Work to be completed
Without including any pictures, write out the listing below exactly.

Start Items

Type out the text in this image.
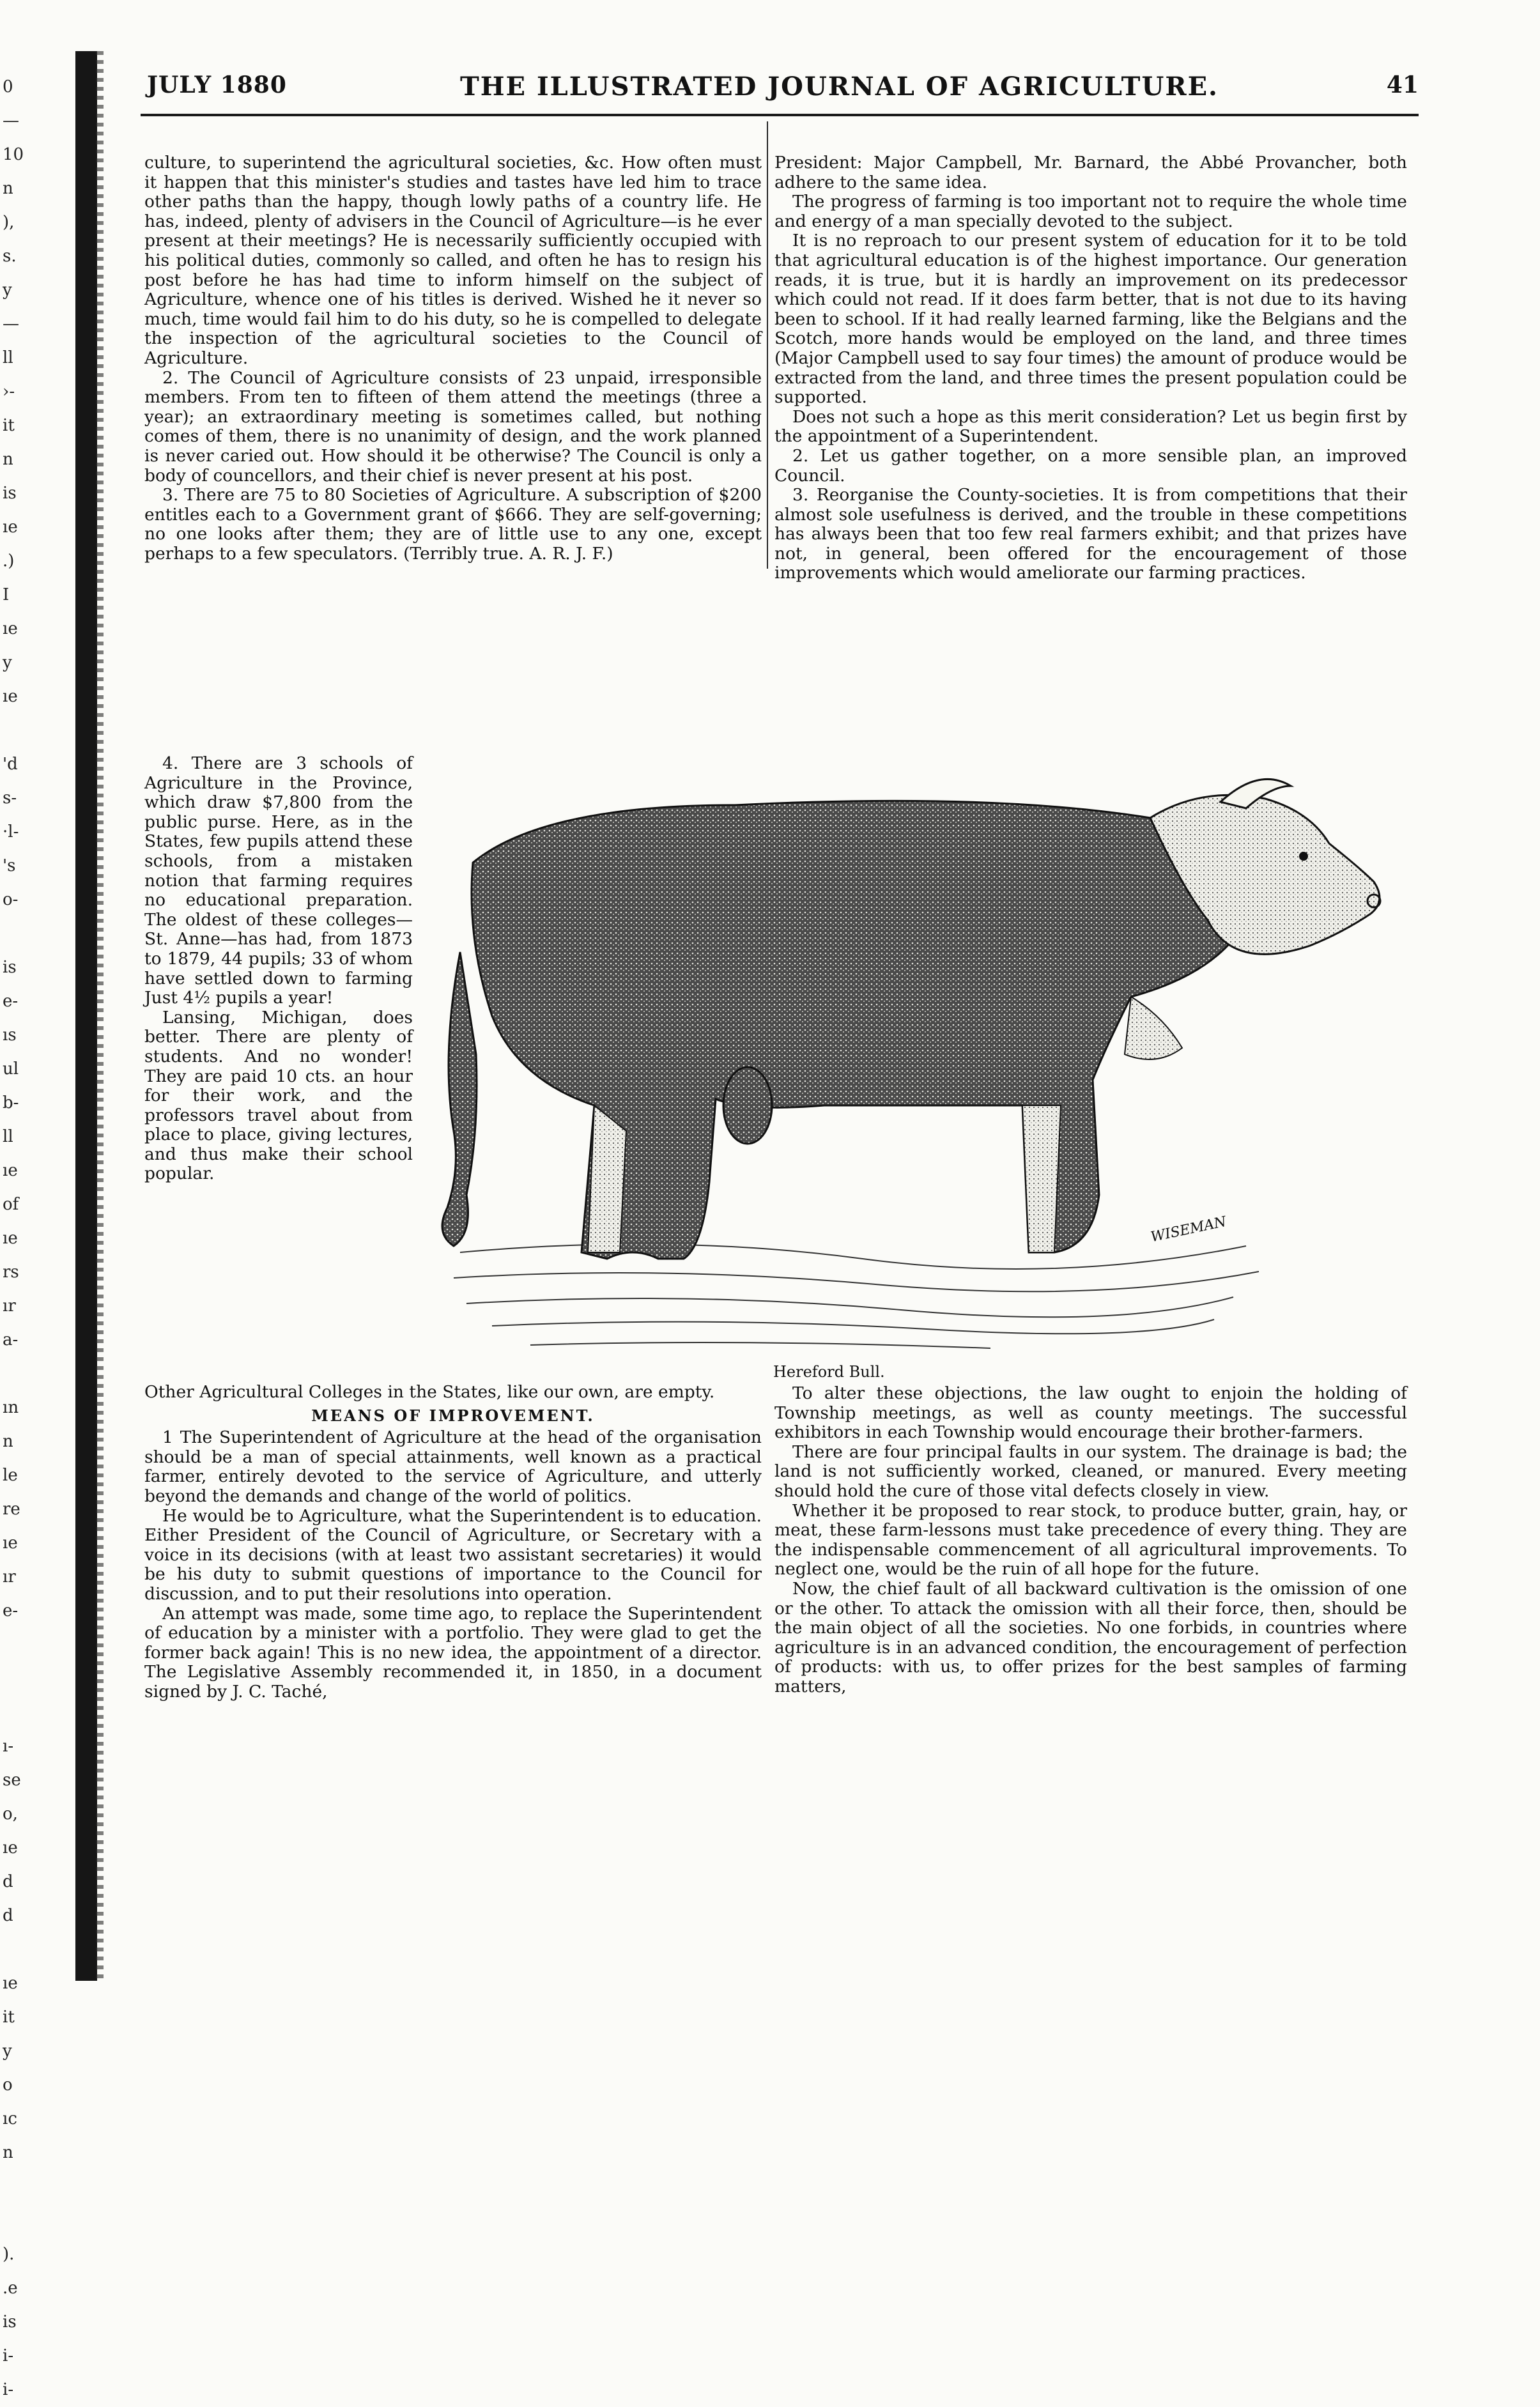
0
—
10
n
),
s.
y
—
ll
›-
it
n
is
ıe
.)
I
ıe
y
ıe
'd
s-
·l-
's
o-
is
e-
ıs
ul
b-
ll
ıe
of
ıe
rs
ır
a-
ın
n
le
re
ıe
ır
e-
ı-
se
o,
ıe
d
d
ıe
it
y
o
ıc
n
).
.e
is
i-
i-
JULY 1880	THE ILLUSTRATED JOURNAL OF AGRICULTURE.	41

culture, to superintend the agricultural societies, &c. How often must it happen that this minister's studies and tastes have led him to trace other paths than the happy, though lowly paths of a country life. He has, indeed, plenty of advisers in the Council of Agriculture—is he ever present at their meetings? He is necessarily sufficiently occupied with his political duties, commonly so called, and often he has to resign his post before he has had time to inform himself on the subject of Agriculture, whence one of his titles is derived. Wished he it never so much, time would fail him to do his duty, so he is compelled to delegate the inspection of the agricultural societies to the Council of Agriculture.

2. The Council of Agriculture consists of 23 unpaid, irresponsible members. From ten to fifteen of them attend the meetings (three a year); an extraordinary meeting is sometimes called, but nothing comes of them, there is no unanimity of design, and the work planned is never caried out. How should it be otherwise? The Council is only a body of councellors, and their chief is never present at his post.

3. There are 75 to 80 Societies of Agriculture. A subscription of $200 entitles each to a Government grant of $666. They are self-governing; no one looks after them; they are of little use to any one, except perhaps to a few speculators. (Terribly true. A. R. J. F.)

4. There are 3 schools of Agriculture in the Province, which draw $7,800 from the public purse. Here, as in the States, few pupils attend these schools, from a mistaken notion that farming requires no educational preparation. The oldest of these colleges—St. Anne—has had, from 1873 to 1879, 44 pupils; 33 of whom have settled down to farming Just 4½ pupils a year!

Lansing, Michigan, does better. There are plenty of students. And no wonder! They are paid 10 cts. an hour for their work, and the professors travel about from place to place, giving lectures, and thus make their school popular.

Other Agricultural Colleges in the States, like our own, are empty.

MEANS OF IMPROVEMENT.

1 The Superintendent of Agriculture at the head of the organisation should be a man of special attainments, well known as a practical farmer, entirely devoted to the service of Agriculture, and utterly beyond the demands and change of the world of politics.

He would be to Agriculture, what the Superintendent is to education. Either President of the Council of Agriculture, or Secretary with a voice in its decisions (with at least two assistant secretaries) it would be his duty to submit questions of importance to the Council for discussion, and to put their resolutions into operation.

An attempt was made, some time ago, to replace the Superintendent of education by a minister with a portfolio. They were glad to get the former back again! This is no new idea, the appointment of a director. The Legislative Assembly recommended it, in 1850, in a document signed by J. C. Taché,

President: Major Campbell, Mr. Barnard, the Abbé Provancher, both adhere to the same idea.

The progress of farming is too important not to require the whole time and energy of a man specially devoted to the subject.

It is no reproach to our present system of education for it to be told that agricultural education is of the highest importance. Our generation reads, it is true, but it is hardly an improvement on its predecessor which could not read. If it does farm better, that is not due to its having been to school. If it had really learned farming, like the Belgians and the Scotch, more hands would be employed on the land, and three times (Major Campbell used to say four times) the amount of produce would be extracted from the land, and three times the present population could be supported.

Does not such a hope as this merit consideration? Let us begin first by the appointment of a Superintendent.

2. Let us gather together, on a more sensible plan, an improved Council.

3. Reorganise the County-societies. It is from competitions that their almost sole usefulness is derived, and the trouble in these competitions has always been that too few real farmers exhibit; and that prizes have not, in general, been offered for the encouragement of those improvements which would ameliorate our farming practices.

WISEMAN
Hereford Bull.

To alter these objections, the law ought to enjoin the holding of Township meetings, as well as county meetings. The successful exhibitors in each Township would encourage their brother-farmers.

There are four principal faults in our system. The drainage is bad; the land is not sufficiently worked, cleaned, or manured. Every meeting should hold the cure of those vital defects closely in view.

Whether it be proposed to rear stock, to produce butter, grain, hay, or meat, these farm-lessons must take precedence of every thing. They are the indispensable commencement of all agricultural improvements. To neglect one, would be the ruin of all hope for the future.

Now, the chief fault of all backward cultivation is the omission of one or the other. To attack the omission with all their force, then, should be the main object of all the societies. No one forbids, in countries where agriculture is in an advanced condition, the encouragement of perfection of products: with us, to offer prizes for the best samples of farming matters,
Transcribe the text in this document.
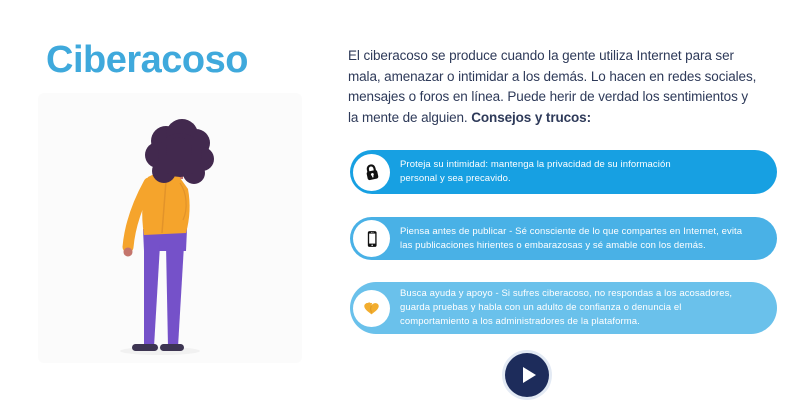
Ciberacoso	El ciberacoso se produce cuando la gente utiliza Internet para ser
mala, amenazar o intimidar a los demás. Lo hacen en redes sociales,
mensajes o foros en línea. Puede herir de verdad los sentimientos y
la mente de alguien. Consejos y trucos:
Proteja su intimidad: mantenga la privacidad de su información
personal y sea precavido.
Piensa antes de publicar - Sé consciente de lo que compartes en Internet, evita
las publicaciones hirientes o embarazosas y sé amable con los demás.
Busca ayuda y apoyo - Si sufres ciberacoso, no respondas a los acosadores,
guarda pruebas y habla con un adulto de confianza o denuncia el
comportamiento a los administradores de la plataforma.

End Items

Response below
Type out the text in this image.
0
—
10
n
),
s.
y
—
ll
›-
it
n
is
ıe
.)
I
ıe
y
ıe
'd
s-
·l-
's
o-
is
e-
ıs
ul
b-
ll
ıe
of
ıe
rs
ır
a-
ın
n
le
re
ıe
ır
e-
ı-
se
o,
ıe
d
d
ıe
it
y
o
ıc
n
).
.e
is
i-
i-
JULY 1880	THE ILLUSTRATED JOURNAL OF AGRICULTURE.	41

culture, to superintend the agricultural societies, &c. How often must it happen that this minister's studies and tastes have led him to trace other paths than the happy, though lowly paths of a country life. He has, indeed, plenty of advisers in the Council of Agriculture—is he ever present at their meetings? He is necessarily sufficiently occupied with his political duties, commonly so called, and often he has to resign his post before he has had time to inform himself on the subject of Agriculture, whence one of his titles is derived. Wished he it never so much, time would fail him to do his duty, so he is compelled to delegate the inspection of the agricultural societies to the Council of Agriculture.

2. The Council of Agriculture consists of 23 unpaid, irresponsible members. From ten to fifteen of them attend the meetings (three a year); an extraordinary meeting is sometimes called, but nothing comes of them, there is no unanimity of design, and the work planned is never caried out. How should it be otherwise? The Council is only a body of councellors, and their chief is never present at his post.

3. There are 75 to 80 Societies of Agriculture. A subscription of $200 entitles each to a Government grant of $666. They are self-governing; no one looks after them; they are of little use to any one, except perhaps to a few speculators. (Terribly true. A. R. J. F.)

4. There are 3 schools of Agriculture in the Province, which draw $7,800 from the public purse. Here, as in the States, few pupils attend these schools, from a mistaken notion that farming requires no educational preparation. The oldest of these colleges—St. Anne—has had, from 1873 to 1879, 44 pupils; 33 of whom have settled down to farming Just 4½ pupils a year!

Lansing, Michigan, does better. There are plenty of students. And no wonder! They are paid 10 cts. an hour for their work, and the professors travel about from place to place, giving lectures, and thus make their school popular.

Other Agricultural Colleges in the States, like our own, are empty.

MEANS OF IMPROVEMENT.

1 The Superintendent of Agriculture at the head of the organisation should be a man of special attainments, well known as a practical farmer, entirely devoted to the service of Agriculture, and utterly beyond the demands and change of the world of politics.

He would be to Agriculture, what the Superintendent is to education. Either President of the Council of Agriculture, or Secretary with a voice in its decisions (with at least two assistant secretaries) it would be his duty to submit questions of importance to the Council for discussion, and to put their resolutions into operation.

An attempt was made, some time ago, to replace the Superintendent of education by a minister with a portfolio. They were glad to get the former back again! This is no new idea, the appointment of a director. The Legislative Assembly recommended it, in 1850, in a document signed by J. C. Taché,

President: Major Campbell, Mr. Barnard, the Abbé Provancher, both adhere to the same idea.

The progress of farming is too important not to require the whole time and energy of a man specially devoted to the subject.

It is no reproach to our present system of education for it to be told that agricultural education is of the highest importance. Our generation reads, it is true, but it is hardly an improvement on its predecessor which could not read. If it does farm better, that is not due to its having been to school. If it had really learned farming, like the Belgians and the Scotch, more hands would be employed on the land, and three times (Major Campbell used to say four times) the amount of produce would be extracted from the land, and three times the present population could be supported.

Does not such a hope as this merit consideration? Let us begin first by the appointment of a Superintendent.

2. Let us gather together, on a more sensible plan, an improved Council.

3. Reorganise the County-societies. It is from competitions that their almost sole usefulness is derived, and the trouble in these competitions has always been that too few real farmers exhibit; and that prizes have not, in general, been offered for the encouragement of those improvements which would ameliorate our farming practices.

WISEMAN
Hereford Bull.

To alter these objections, the law ought to enjoin the holding of Township meetings, as well as county meetings. The successful exhibitors in each Township would encourage their brother-farmers.

There are four principal faults in our system. The drainage is bad; the land is not sufficiently worked, cleaned, or manured. Every meeting should hold the cure of those vital defects closely in view.

Whether it be proposed to rear stock, to produce butter, grain, hay, or meat, these farm-lessons must take precedence of every thing. They are the indispensable commencement of all agricultural improvements. To neglect one, would be the ruin of all hope for the future.

Now, the chief fault of all backward cultivation is the omission of one or the other. To attack the omission with all their force, then, should be the main object of all the societies. No one forbids, in countries where agriculture is in an advanced condition, the encouragement of perfection of products: with us, to offer prizes for the best samples of farming matters,
Transcribe the text in this document.
Ciberacoso	El ciberacoso se produce cuando la gente utiliza Internet para ser
mala, amenazar o intimidar a los demás. Lo hacen en redes sociales,
mensajes o foros en línea. Puede herir de verdad los sentimientos y
la mente de alguien. Consejos y trucos:
Proteja su intimidad: mantenga la privacidad de su información
personal y sea precavido.
Piensa antes de publicar - Sé consciente de lo que compartes en Internet, evita
las publicaciones hirientes o embarazosas y sé amable con los demás.
Busca ayuda y apoyo - Si sufres ciberacoso, no respondas a los acosadores,
guarda pruebas y habla con un adulto de confianza o denuncia el
comportamiento a los administradores de la plataforma.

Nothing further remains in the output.